#### EXERCISE INSTRUCTIONS:
Add 43 to each box coordinate in the answers and write out every line again, not only the answers, starting at the line that contains "Detect and localize" and ending at the line that contains "data-point: [119, 297, 125, 303]", both included. Leave the pictures out.

#### ROWS:

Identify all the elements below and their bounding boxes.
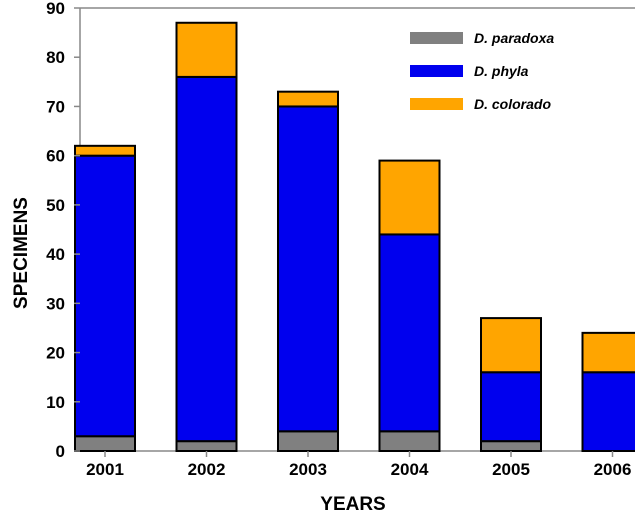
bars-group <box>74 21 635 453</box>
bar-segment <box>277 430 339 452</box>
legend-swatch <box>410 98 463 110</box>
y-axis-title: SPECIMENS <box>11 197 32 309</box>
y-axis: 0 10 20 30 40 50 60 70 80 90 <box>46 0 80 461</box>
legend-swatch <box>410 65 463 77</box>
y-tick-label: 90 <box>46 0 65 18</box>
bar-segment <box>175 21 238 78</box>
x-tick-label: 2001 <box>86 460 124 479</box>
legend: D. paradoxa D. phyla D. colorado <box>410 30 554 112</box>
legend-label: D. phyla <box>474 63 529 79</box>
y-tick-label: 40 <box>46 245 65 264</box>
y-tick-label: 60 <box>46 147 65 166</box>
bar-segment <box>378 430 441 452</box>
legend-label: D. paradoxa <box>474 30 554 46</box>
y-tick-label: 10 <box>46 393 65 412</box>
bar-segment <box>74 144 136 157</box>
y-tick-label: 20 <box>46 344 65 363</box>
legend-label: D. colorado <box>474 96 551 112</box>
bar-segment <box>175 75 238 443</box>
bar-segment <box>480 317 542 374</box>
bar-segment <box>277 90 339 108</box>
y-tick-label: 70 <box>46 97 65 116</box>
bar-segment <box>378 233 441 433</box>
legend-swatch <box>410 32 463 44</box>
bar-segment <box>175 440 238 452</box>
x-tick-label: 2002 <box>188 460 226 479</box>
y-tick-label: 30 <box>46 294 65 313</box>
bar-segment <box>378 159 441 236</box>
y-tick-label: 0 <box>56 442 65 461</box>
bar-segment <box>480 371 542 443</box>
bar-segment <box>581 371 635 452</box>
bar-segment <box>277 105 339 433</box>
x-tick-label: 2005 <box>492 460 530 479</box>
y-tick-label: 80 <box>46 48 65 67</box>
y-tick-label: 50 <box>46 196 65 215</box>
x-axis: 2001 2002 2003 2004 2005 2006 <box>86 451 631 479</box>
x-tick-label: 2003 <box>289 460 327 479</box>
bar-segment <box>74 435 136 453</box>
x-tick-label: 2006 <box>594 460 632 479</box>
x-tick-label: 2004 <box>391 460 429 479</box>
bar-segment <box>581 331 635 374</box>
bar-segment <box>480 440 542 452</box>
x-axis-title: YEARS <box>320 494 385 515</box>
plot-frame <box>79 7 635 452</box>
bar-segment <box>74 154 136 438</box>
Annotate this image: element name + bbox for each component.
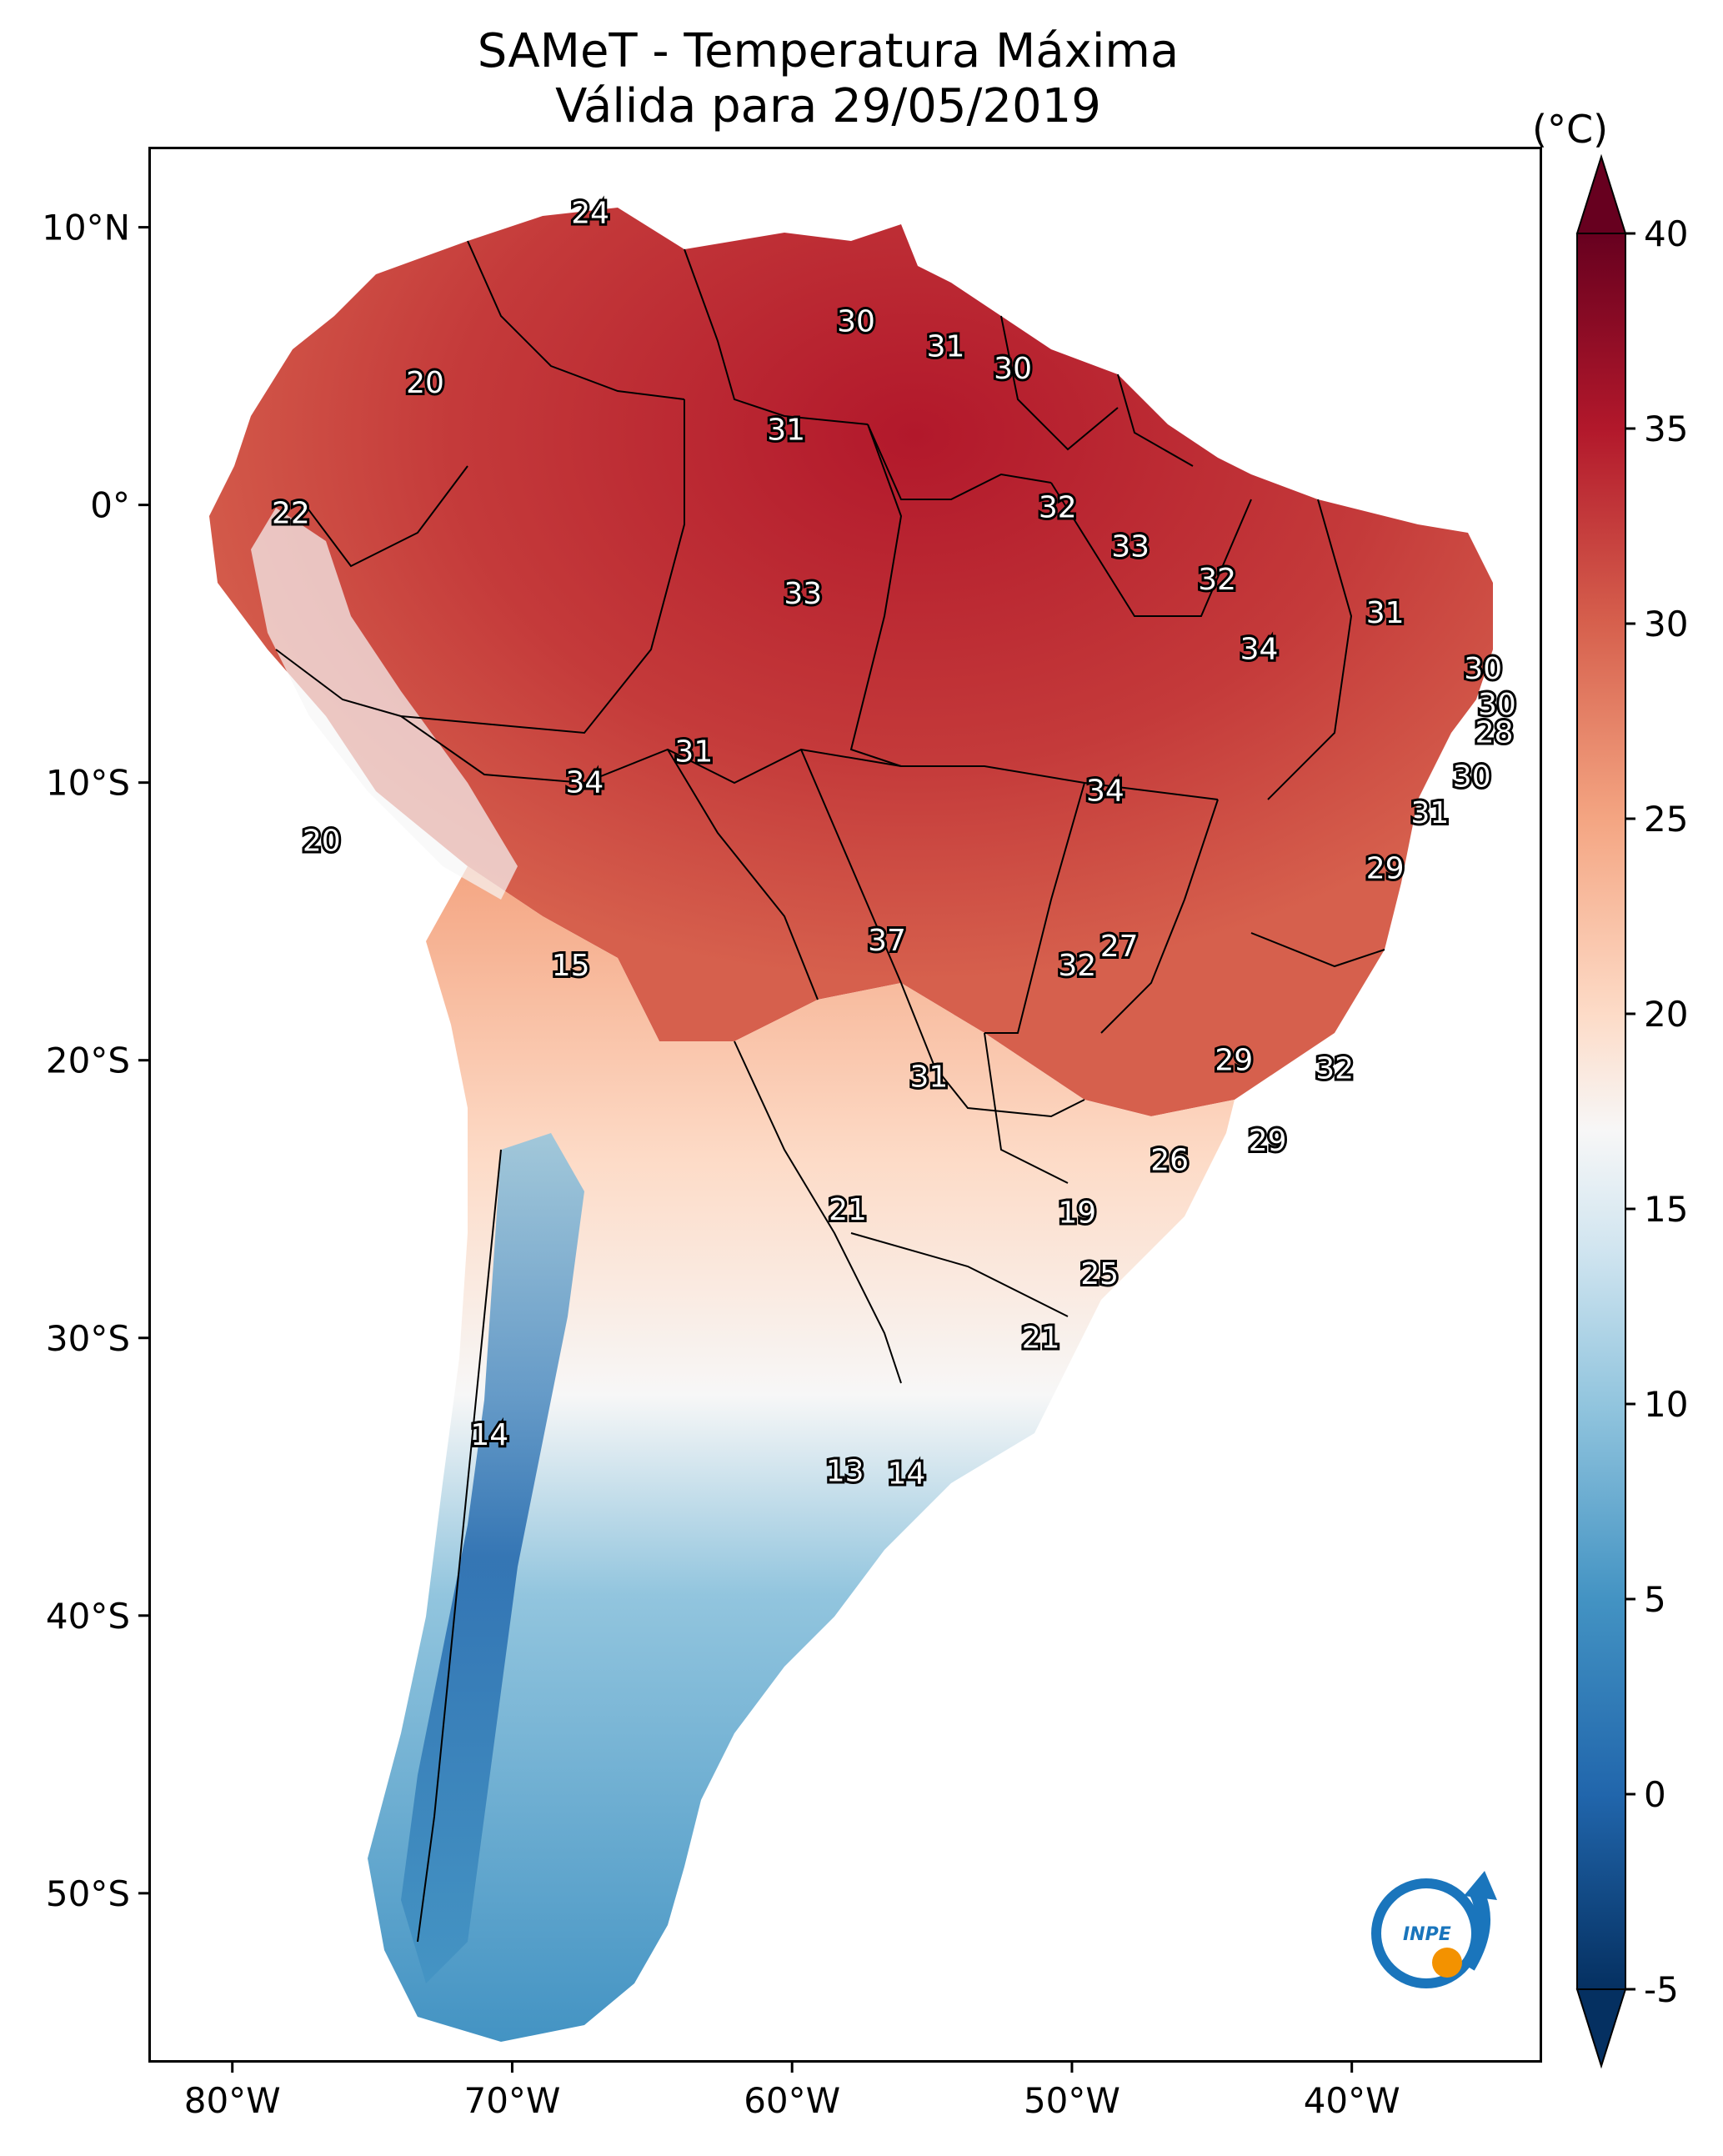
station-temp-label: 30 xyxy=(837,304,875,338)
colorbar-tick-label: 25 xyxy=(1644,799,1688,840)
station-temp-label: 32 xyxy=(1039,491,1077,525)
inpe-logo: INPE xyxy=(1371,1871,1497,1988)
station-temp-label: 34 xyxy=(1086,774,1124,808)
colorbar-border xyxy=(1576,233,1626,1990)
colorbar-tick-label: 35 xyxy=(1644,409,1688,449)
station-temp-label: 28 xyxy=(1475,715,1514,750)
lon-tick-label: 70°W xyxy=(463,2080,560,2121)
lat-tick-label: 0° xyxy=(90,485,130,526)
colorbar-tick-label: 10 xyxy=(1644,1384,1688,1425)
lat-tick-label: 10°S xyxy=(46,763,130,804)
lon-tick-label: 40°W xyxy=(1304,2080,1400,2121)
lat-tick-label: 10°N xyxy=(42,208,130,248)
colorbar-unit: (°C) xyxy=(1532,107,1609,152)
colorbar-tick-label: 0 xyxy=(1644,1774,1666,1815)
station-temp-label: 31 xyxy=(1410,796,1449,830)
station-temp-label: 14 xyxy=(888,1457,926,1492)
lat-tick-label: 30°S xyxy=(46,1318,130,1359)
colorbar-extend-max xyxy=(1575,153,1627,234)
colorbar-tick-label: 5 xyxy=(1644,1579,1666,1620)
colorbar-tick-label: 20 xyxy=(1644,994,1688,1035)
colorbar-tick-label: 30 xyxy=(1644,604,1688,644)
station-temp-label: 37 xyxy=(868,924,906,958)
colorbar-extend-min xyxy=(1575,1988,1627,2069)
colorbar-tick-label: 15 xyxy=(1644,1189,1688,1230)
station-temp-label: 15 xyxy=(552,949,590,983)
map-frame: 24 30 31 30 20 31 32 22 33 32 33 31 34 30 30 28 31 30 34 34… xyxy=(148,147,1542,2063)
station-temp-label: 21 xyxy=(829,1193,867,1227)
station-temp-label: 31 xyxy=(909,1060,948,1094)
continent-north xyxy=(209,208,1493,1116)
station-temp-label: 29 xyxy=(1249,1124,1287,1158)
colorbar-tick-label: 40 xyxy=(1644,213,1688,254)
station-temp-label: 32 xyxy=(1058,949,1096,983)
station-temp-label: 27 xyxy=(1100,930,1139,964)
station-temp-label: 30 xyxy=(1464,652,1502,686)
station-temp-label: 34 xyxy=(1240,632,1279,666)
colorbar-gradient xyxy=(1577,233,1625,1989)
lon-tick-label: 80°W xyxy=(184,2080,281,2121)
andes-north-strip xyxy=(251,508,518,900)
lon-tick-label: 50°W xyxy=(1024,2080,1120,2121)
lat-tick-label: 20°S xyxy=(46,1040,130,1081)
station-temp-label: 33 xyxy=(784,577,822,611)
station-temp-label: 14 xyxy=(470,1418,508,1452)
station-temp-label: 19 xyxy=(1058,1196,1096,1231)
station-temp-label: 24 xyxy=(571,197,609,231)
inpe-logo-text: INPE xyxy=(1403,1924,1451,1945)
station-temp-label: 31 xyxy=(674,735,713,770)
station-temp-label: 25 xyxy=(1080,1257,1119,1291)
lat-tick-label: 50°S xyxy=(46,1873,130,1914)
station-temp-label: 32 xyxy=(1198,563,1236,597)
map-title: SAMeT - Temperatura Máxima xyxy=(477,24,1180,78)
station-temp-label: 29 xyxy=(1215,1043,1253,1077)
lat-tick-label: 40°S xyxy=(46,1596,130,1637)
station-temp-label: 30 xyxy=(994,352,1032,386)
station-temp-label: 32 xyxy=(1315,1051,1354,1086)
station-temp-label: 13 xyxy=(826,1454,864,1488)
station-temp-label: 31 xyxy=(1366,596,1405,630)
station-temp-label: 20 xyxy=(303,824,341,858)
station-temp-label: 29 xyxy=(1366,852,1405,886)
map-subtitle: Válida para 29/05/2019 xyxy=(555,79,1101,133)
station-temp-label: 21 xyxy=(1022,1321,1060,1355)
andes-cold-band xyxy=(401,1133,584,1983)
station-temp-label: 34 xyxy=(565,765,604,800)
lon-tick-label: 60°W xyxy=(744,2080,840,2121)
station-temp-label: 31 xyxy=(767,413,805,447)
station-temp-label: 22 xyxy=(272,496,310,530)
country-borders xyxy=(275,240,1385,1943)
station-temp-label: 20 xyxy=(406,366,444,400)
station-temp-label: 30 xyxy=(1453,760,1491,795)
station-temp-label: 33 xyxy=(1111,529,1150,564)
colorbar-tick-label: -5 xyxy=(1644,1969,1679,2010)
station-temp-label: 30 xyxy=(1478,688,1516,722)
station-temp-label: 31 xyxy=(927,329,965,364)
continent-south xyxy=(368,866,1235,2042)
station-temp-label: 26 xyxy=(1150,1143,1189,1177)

* * *

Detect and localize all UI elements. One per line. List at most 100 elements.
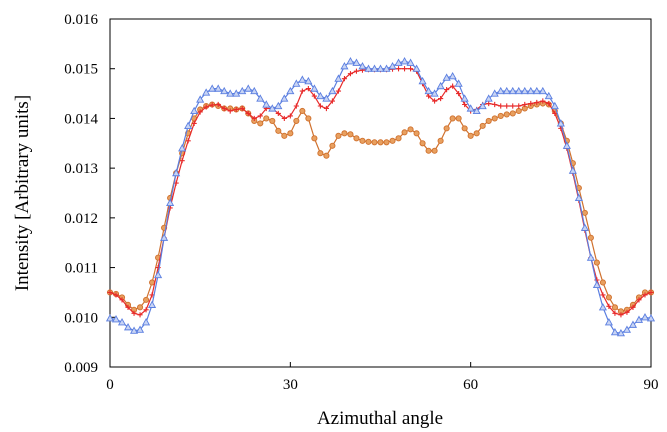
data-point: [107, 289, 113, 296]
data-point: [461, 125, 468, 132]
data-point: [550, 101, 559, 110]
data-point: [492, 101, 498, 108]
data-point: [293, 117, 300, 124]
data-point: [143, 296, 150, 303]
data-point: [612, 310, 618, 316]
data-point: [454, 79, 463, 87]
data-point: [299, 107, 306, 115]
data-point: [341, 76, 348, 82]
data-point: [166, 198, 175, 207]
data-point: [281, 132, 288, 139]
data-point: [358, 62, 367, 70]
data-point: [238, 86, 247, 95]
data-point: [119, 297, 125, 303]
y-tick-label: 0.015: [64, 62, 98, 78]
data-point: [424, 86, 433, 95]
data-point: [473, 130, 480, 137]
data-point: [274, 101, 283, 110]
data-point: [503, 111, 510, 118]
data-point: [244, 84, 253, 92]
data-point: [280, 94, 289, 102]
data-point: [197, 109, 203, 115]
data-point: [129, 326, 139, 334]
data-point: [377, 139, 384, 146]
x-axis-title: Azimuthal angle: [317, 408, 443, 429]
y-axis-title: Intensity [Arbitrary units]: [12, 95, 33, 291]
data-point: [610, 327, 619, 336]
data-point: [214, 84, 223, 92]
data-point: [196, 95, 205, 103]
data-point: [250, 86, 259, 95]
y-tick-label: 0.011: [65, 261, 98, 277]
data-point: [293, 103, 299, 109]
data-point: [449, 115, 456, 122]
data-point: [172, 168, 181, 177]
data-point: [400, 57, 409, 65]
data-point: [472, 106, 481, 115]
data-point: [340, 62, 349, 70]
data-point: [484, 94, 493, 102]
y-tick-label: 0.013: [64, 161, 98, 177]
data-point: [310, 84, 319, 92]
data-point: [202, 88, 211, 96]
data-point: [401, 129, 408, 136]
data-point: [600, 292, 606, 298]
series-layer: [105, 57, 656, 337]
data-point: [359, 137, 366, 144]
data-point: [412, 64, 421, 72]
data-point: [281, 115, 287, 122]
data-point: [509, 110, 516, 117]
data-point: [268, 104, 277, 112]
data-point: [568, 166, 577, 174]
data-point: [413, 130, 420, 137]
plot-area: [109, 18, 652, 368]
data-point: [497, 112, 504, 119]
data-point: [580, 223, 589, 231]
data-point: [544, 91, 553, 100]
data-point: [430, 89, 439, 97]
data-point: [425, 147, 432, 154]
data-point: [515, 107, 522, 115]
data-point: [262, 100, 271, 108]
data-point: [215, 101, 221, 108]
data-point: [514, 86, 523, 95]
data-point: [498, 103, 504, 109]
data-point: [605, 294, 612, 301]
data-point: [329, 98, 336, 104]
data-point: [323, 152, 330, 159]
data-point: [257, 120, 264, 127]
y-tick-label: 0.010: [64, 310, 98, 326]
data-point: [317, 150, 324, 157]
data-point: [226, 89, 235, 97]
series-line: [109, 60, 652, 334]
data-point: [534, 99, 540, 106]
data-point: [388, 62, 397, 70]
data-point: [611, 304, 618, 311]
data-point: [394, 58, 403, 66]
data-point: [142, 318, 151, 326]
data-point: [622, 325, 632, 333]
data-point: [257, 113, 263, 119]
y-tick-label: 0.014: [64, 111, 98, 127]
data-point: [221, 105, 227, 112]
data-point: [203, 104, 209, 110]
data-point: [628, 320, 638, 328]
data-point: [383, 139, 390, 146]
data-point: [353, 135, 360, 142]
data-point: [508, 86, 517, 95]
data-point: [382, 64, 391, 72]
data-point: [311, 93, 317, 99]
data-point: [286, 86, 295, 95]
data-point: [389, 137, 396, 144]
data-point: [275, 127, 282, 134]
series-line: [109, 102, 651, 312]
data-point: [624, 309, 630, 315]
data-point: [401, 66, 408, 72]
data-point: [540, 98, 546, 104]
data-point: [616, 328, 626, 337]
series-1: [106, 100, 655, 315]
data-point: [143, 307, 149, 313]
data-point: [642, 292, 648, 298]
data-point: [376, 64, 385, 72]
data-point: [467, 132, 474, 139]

---

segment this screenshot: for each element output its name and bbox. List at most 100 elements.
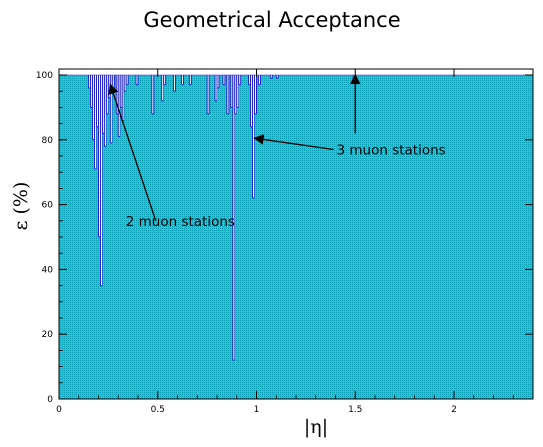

#### ANSWER FOR THIS EXERCISE:
Detect and localize all UI elements. One per line. List at most 100 elements.
data-point: [150, 332, 156, 339]
data-point: [504, 168, 511, 175]
data-point: [593, 144, 602, 153]
data-point: [535, 144, 541, 151]
data-point: [336, 160, 343, 167]
data-point: [186, 339, 193, 346]
data-point: [655, 353, 661, 359]
data-point: [497, 122, 506, 130]
data-point: [342, 150, 349, 158]
data-point: [384, 119, 391, 125]
data-point: [209, 241, 218, 250]
data-point: [324, 175, 331, 182]
data-point: [401, 105, 410, 113]
data-point: [281, 129, 290, 138]
data-point: [162, 340, 168, 346]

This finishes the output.